── Data for this task ──

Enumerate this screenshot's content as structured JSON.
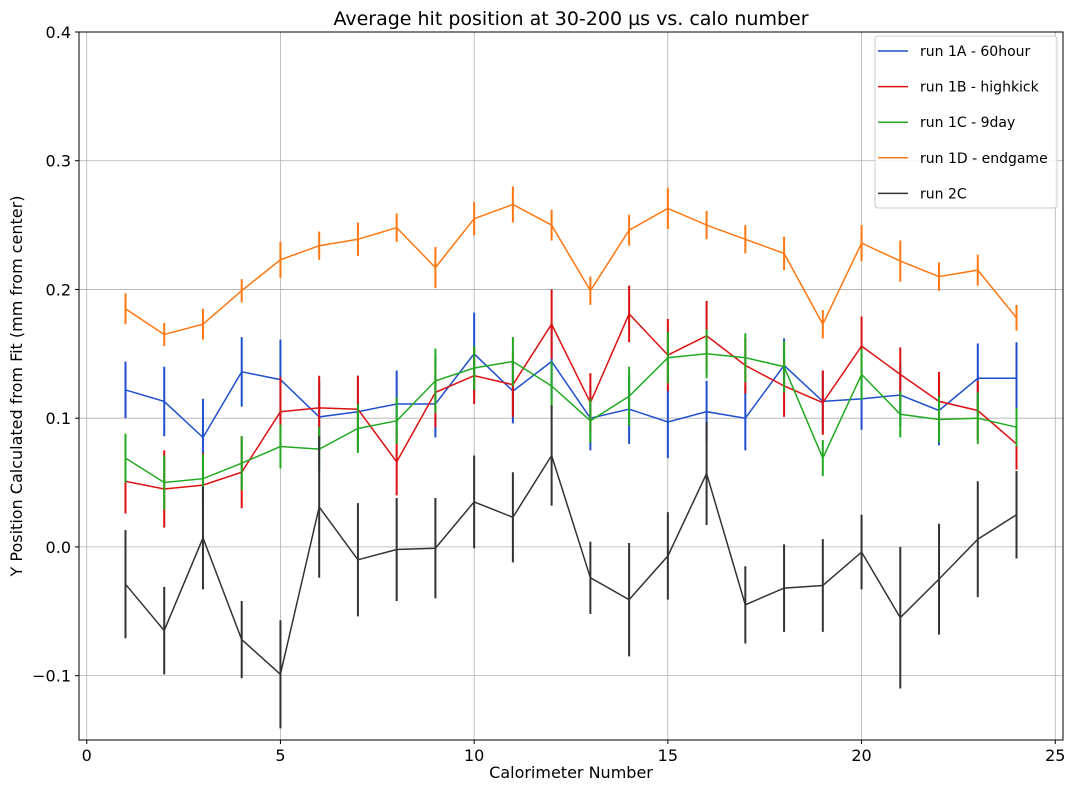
{
  "chart_data": {
    "type": "line",
    "title": "Average hit position at 30-200 µs vs. calo number",
    "xlabel": "Calorimeter Number",
    "ylabel": "Y Position Calculated from Fit (mm from center)",
    "xlim": [
      -0.2,
      25.2
    ],
    "ylim": [
      -0.15,
      0.4
    ],
    "xticks": [
      0,
      5,
      10,
      15,
      20,
      25
    ],
    "yticks": [
      -0.1,
      0.0,
      0.1,
      0.2,
      0.3,
      0.4
    ],
    "ytick_labels": [
      "−0.1",
      "0.0",
      "0.1",
      "0.2",
      "0.3",
      "0.4"
    ],
    "grid": true,
    "legend_position": "top-right",
    "x": [
      1,
      2,
      3,
      4,
      5,
      6,
      7,
      8,
      9,
      10,
      11,
      12,
      13,
      14,
      15,
      16,
      17,
      18,
      19,
      20,
      21,
      22,
      23,
      24
    ],
    "series": [
      {
        "name": "run 1A - 60hour",
        "color": "#1f4fcc",
        "values": [
          0.122,
          0.113,
          0.085,
          0.136,
          0.13,
          0.101,
          0.105,
          0.111,
          0.111,
          0.15,
          0.121,
          0.144,
          0.1,
          0.107,
          0.097,
          0.105,
          0.1,
          0.141,
          0.113,
          0.115,
          0.118,
          0.106,
          0.131,
          0.131
        ],
        "errors": [
          0.022,
          0.027,
          0.03,
          0.027,
          0.031,
          0.027,
          0.028,
          0.026,
          0.026,
          0.032,
          0.025,
          0.03,
          0.025,
          0.027,
          0.028,
          0.024,
          0.025,
          0.021,
          0.024,
          0.024,
          0.024,
          0.027,
          0.027,
          0.028
        ]
      },
      {
        "name": "run 1B - highkick",
        "color": "#dd1111",
        "values": [
          0.051,
          0.045,
          0.048,
          0.058,
          0.105,
          0.108,
          0.107,
          0.066,
          0.12,
          0.133,
          0.126,
          0.173,
          0.112,
          0.181,
          0.149,
          0.164,
          0.141,
          0.125,
          0.112,
          0.156,
          0.134,
          0.113,
          0.106,
          0.08
        ],
        "errors": [
          0.025,
          0.03,
          0.025,
          0.028,
          0.027,
          0.025,
          0.026,
          0.026,
          0.027,
          0.022,
          0.025,
          0.027,
          0.023,
          0.022,
          0.028,
          0.027,
          0.022,
          0.024,
          0.025,
          0.023,
          0.021,
          0.023,
          0.023,
          0.02
        ]
      },
      {
        "name": "run 1C - 9day",
        "color": "#22aa22",
        "values": [
          0.069,
          0.05,
          0.053,
          0.065,
          0.078,
          0.076,
          0.092,
          0.098,
          0.129,
          0.139,
          0.144,
          0.125,
          0.098,
          0.117,
          0.147,
          0.15,
          0.147,
          0.14,
          0.069,
          0.134,
          0.103,
          0.099,
          0.1,
          0.093
        ],
        "errors": [
          0.019,
          0.021,
          0.019,
          0.021,
          0.017,
          0.017,
          0.019,
          0.018,
          0.025,
          0.017,
          0.019,
          0.019,
          0.017,
          0.023,
          0.02,
          0.019,
          0.019,
          0.02,
          0.014,
          0.02,
          0.018,
          0.018,
          0.02,
          0.015
        ]
      },
      {
        "name": "run 1D - endgame",
        "color": "#ff7711",
        "values": [
          0.185,
          0.165,
          0.173,
          0.199,
          0.223,
          0.234,
          0.239,
          0.248,
          0.217,
          0.255,
          0.266,
          0.25,
          0.199,
          0.246,
          0.263,
          0.25,
          0.239,
          0.228,
          0.173,
          0.236,
          0.222,
          0.21,
          0.215,
          0.178
        ],
        "errors": [
          0.012,
          0.009,
          0.012,
          0.009,
          0.014,
          0.011,
          0.013,
          0.011,
          0.016,
          0.013,
          0.014,
          0.012,
          0.011,
          0.012,
          0.016,
          0.011,
          0.011,
          0.013,
          0.011,
          0.014,
          0.016,
          0.011,
          0.012,
          0.01
        ]
      },
      {
        "name": "run 2C",
        "color": "#333333",
        "values": [
          -0.029,
          -0.065,
          0.007,
          -0.072,
          -0.099,
          0.031,
          -0.01,
          -0.002,
          -0.001,
          0.035,
          0.023,
          0.071,
          -0.024,
          -0.041,
          -0.007,
          0.057,
          -0.045,
          -0.032,
          -0.03,
          -0.004,
          -0.055,
          -0.025,
          0.006,
          0.025
        ],
        "errors": [
          0.042,
          0.034,
          0.04,
          0.03,
          0.042,
          0.055,
          0.044,
          0.04,
          0.039,
          0.036,
          0.035,
          0.039,
          0.028,
          0.044,
          0.034,
          0.04,
          0.03,
          0.034,
          0.036,
          0.029,
          0.055,
          0.043,
          0.045,
          0.034
        ]
      }
    ]
  }
}
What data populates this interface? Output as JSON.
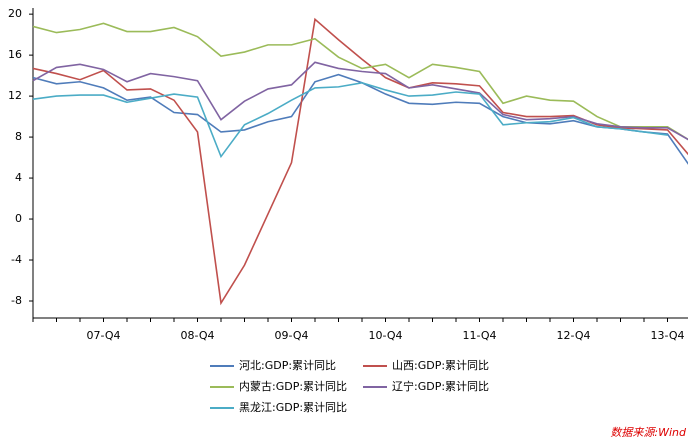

───

- **Task brief**: Omit all pictures while transcribing the entries verbatim.

- **Complete output**:
Enumerate this screenshot's content as structured JSON.
{
  "chart_data": {
    "type": "line",
    "title": "Average hit position at 30-200 µs vs. calo number",
    "xlabel": "Calorimeter Number",
    "ylabel": "Y Position Calculated from Fit (mm from center)",
    "xlim": [
      -0.2,
      25.2
    ],
    "ylim": [
      -0.15,
      0.4
    ],
    "xticks": [
      0,
      5,
      10,
      15,
      20,
      25
    ],
    "yticks": [
      -0.1,
      0.0,
      0.1,
      0.2,
      0.3,
      0.4
    ],
    "ytick_labels": [
      "−0.1",
      "0.0",
      "0.1",
      "0.2",
      "0.3",
      "0.4"
    ],
    "grid": true,
    "legend_position": "top-right",
    "x": [
      1,
      2,
      3,
      4,
      5,
      6,
      7,
      8,
      9,
      10,
      11,
      12,
      13,
      14,
      15,
      16,
      17,
      18,
      19,
      20,
      21,
      22,
      23,
      24
    ],
    "series": [
      {
        "name": "run 1A - 60hour",
        "color": "#1f4fcc",
        "values": [
          0.122,
          0.113,
          0.085,
          0.136,
          0.13,
          0.101,
          0.105,
          0.111,
          0.111,
          0.15,
          0.121,
          0.144,
          0.1,
          0.107,
          0.097,
          0.105,
          0.1,
          0.141,
          0.113,
          0.115,
          0.118,
          0.106,
          0.131,
          0.131
        ],
        "errors": [
          0.022,
          0.027,
          0.03,
          0.027,
          0.031,
          0.027,
          0.028,
          0.026,
          0.026,
          0.032,
          0.025,
          0.03,
          0.025,
          0.027,
          0.028,
          0.024,
          0.025,
          0.021,
          0.024,
          0.024,
          0.024,
          0.027,
          0.027,
          0.028
        ]
      },
      {
        "name": "run 1B - highkick",
        "color": "#dd1111",
        "values": [
          0.051,
          0.045,
          0.048,
          0.058,
          0.105,
          0.108,
          0.107,
          0.066,
          0.12,
          0.133,
          0.126,
          0.173,
          0.112,
          0.181,
          0.149,
          0.164,
          0.141,
          0.125,
          0.112,
          0.156,
          0.134,
          0.113,
          0.106,
          0.08
        ],
        "errors": [
          0.025,
          0.03,
          0.025,
          0.028,
          0.027,
          0.025,
          0.026,
          0.026,
          0.027,
          0.022,
          0.025,
          0.027,
          0.023,
          0.022,
          0.028,
          0.027,
          0.022,
          0.024,
          0.025,
          0.023,
          0.021,
          0.023,
          0.023,
          0.02
        ]
      },
      {
        "name": "run 1C - 9day",
        "color": "#22aa22",
        "values": [
          0.069,
          0.05,
          0.053,
          0.065,
          0.078,
          0.076,
          0.092,
          0.098,
          0.129,
          0.139,
          0.144,
          0.125,
          0.098,
          0.117,
          0.147,
          0.15,
          0.147,
          0.14,
          0.069,
          0.134,
          0.103,
          0.099,
          0.1,
          0.093
        ],
        "errors": [
          0.019,
          0.021,
          0.019,
          0.021,
          0.017,
          0.017,
          0.019,
          0.018,
          0.025,
          0.017,
          0.019,
          0.019,
          0.017,
          0.023,
          0.02,
          0.019,
          0.019,
          0.02,
          0.014,
          0.02,
          0.018,
          0.018,
          0.02,
          0.015
        ]
      },
      {
        "name": "run 1D - endgame",
        "color": "#ff7711",
        "values": [
          0.185,
          0.165,
          0.173,
          0.199,
          0.223,
          0.234,
          0.239,
          0.248,
          0.217,
          0.255,
          0.266,
          0.25,
          0.199,
          0.246,
          0.263,
          0.25,
          0.239,
          0.228,
          0.173,
          0.236,
          0.222,
          0.21,
          0.215,
          0.178
        ],
        "errors": [
          0.012,
          0.009,
          0.012,
          0.009,
          0.014,
          0.011,
          0.013,
          0.011,
          0.016,
          0.013,
          0.014,
          0.012,
          0.011,
          0.012,
          0.016,
          0.011,
          0.011,
          0.013,
          0.011,
          0.014,
          0.016,
          0.011,
          0.012,
          0.01
        ]
      },
      {
        "name": "run 2C",
        "color": "#333333",
        "values": [
          -0.029,
          -0.065,
          0.007,
          -0.072,
          -0.099,
          0.031,
          -0.01,
          -0.002,
          -0.001,
          0.035,
          0.023,
          0.071,
          -0.024,
          -0.041,
          -0.007,
          0.057,
          -0.045,
          -0.032,
          -0.03,
          -0.004,
          -0.055,
          -0.025,
          0.006,
          0.025
        ],
        "errors": [
          0.042,
          0.034,
          0.04,
          0.03,
          0.042,
          0.055,
          0.044,
          0.04,
          0.039,
          0.036,
          0.035,
          0.039,
          0.028,
          0.044,
          0.034,
          0.04,
          0.03,
          0.034,
          0.036,
          0.029,
          0.055,
          0.043,
          0.045,
          0.034
        ]
      }
    ]
  }
}
What data populates this interface? Output as JSON.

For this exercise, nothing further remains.